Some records

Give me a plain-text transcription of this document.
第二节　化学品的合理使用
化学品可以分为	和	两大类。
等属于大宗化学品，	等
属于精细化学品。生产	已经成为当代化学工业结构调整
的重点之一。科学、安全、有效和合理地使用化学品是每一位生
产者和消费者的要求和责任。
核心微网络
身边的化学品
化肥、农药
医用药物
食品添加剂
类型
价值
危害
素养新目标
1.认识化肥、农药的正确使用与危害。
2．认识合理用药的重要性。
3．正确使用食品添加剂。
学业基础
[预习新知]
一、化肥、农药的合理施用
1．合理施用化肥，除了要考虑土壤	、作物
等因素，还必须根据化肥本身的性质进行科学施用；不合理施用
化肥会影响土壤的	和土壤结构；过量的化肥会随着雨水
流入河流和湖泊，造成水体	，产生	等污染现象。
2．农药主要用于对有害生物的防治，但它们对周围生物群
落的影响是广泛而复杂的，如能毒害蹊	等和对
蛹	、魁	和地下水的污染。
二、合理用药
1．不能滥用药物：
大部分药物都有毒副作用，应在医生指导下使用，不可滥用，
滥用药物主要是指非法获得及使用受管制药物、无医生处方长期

REQUIREMENTS ::
Could you reproduce every record above exactly as it appears?

ANSWER TO THIS EXERCISE ::
Give me a plain-text transcription of this document.
第二节　化学品的合理使用
化学品可以分为	和	两大类。
等属于大宗化学品，	等
属于精细化学品。生产	已经成为当代化学工业结构调整
的重点之一。科学、安全、有效和合理地使用化学品是每一位生
产者和消费者的要求和责任。
核心微网络
身边的化学品
化肥、农药
医用药物
食品添加剂
类型
价值
危害
素养新目标
1.认识化肥、农药的正确使用与危害。
2．认识合理用药的重要性。
3．正确使用食品添加剂。
学业基础
[预习新知]
一、化肥、农药的合理施用
1．合理施用化肥，除了要考虑土壤	、作物
等因素，还必须根据化肥本身的性质进行科学施用；不合理施用
化肥会影响土壤的	和土壤结构；过量的化肥会随着雨水
流入河流和湖泊，造成水体	，产生	等污染现象。
2．农药主要用于对有害生物的防治，但它们对周围生物群
落的影响是广泛而复杂的，如能毒害蹊	等和对
蛹	、魁	和地下水的污染。
二、合理用药
1．不能滥用药物：
大部分药物都有毒副作用，应在医生指导下使用，不可滥用，
滥用药物主要是指非法获得及使用受管制药物、无医生处方长期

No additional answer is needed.